From the entries below, list each line with "таблице".

(Saved entries)
---
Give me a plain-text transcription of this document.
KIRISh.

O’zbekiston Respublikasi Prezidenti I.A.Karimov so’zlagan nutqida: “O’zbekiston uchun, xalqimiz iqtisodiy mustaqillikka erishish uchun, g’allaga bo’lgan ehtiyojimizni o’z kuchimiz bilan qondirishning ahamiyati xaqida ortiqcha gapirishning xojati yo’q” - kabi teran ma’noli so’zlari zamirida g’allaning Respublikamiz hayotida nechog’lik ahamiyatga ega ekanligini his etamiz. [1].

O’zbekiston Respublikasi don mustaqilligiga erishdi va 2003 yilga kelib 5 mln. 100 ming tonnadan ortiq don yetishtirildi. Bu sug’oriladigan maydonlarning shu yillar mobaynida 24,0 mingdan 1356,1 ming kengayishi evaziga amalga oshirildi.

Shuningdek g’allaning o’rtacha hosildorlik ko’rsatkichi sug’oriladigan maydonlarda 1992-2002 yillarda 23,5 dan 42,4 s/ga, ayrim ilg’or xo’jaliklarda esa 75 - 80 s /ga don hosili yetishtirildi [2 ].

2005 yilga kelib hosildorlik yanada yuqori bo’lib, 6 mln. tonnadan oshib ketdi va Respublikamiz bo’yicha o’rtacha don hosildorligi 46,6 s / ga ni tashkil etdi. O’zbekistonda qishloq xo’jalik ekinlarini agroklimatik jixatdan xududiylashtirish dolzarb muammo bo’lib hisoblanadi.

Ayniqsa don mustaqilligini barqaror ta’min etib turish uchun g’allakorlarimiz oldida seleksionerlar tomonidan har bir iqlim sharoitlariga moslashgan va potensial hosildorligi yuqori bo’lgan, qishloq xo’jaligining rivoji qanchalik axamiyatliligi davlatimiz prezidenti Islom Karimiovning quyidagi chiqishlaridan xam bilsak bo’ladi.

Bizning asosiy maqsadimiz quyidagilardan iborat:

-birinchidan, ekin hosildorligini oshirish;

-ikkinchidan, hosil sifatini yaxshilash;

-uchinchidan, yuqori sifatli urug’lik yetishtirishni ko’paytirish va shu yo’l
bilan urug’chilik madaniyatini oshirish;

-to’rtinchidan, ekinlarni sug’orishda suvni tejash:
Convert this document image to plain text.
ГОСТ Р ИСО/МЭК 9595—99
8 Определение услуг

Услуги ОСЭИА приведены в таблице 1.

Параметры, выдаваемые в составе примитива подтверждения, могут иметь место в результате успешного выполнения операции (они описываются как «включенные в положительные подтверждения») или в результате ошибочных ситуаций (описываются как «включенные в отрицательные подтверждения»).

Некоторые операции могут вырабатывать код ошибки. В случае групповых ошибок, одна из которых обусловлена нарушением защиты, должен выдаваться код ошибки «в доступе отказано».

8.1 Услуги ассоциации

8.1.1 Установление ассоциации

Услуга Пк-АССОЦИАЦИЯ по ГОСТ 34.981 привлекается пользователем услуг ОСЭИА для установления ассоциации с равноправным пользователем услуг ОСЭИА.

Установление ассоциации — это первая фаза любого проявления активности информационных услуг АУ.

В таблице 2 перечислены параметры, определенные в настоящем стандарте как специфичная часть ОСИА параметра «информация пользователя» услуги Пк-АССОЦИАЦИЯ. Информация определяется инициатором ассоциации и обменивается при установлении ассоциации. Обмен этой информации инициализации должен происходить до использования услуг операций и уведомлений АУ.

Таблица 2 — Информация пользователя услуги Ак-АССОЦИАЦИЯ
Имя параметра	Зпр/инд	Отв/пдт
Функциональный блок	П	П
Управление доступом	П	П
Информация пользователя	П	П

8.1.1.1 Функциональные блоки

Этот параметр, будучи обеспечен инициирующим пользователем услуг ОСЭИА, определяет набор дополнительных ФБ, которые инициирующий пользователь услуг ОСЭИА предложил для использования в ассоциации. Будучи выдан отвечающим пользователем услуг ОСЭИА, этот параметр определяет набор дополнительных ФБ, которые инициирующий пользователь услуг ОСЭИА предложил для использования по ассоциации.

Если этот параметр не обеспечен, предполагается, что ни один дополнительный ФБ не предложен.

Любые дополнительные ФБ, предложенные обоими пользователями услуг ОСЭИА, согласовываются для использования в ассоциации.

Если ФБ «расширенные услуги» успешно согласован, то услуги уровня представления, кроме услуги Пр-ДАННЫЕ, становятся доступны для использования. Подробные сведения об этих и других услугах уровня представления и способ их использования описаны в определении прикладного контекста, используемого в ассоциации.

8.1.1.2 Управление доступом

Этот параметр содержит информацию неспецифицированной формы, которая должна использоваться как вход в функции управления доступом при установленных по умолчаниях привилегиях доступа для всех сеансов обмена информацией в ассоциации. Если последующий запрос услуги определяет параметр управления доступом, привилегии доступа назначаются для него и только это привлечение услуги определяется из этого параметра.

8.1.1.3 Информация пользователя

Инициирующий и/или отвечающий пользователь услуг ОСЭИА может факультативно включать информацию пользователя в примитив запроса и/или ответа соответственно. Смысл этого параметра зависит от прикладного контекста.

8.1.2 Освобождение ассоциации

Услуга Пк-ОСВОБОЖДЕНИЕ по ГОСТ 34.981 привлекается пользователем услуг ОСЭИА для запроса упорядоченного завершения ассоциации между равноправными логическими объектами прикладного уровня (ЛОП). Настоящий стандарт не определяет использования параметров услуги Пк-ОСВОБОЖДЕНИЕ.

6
---
Task response:
Услуги ОСЭИА приведены в таблице 1.
В таблице 2 перечислены параметры, определенные в настоящем стандарте как специфичная часть ОСИА параметра «информация пользователя» услуги Пк-АССОЦИАЦИЯ. Информация определяется инициатором ассоциации и обменивается при установлении ассоциации. Обмен этой информации инициализации должен происходить до использования услуг операций и уведомлений АУ.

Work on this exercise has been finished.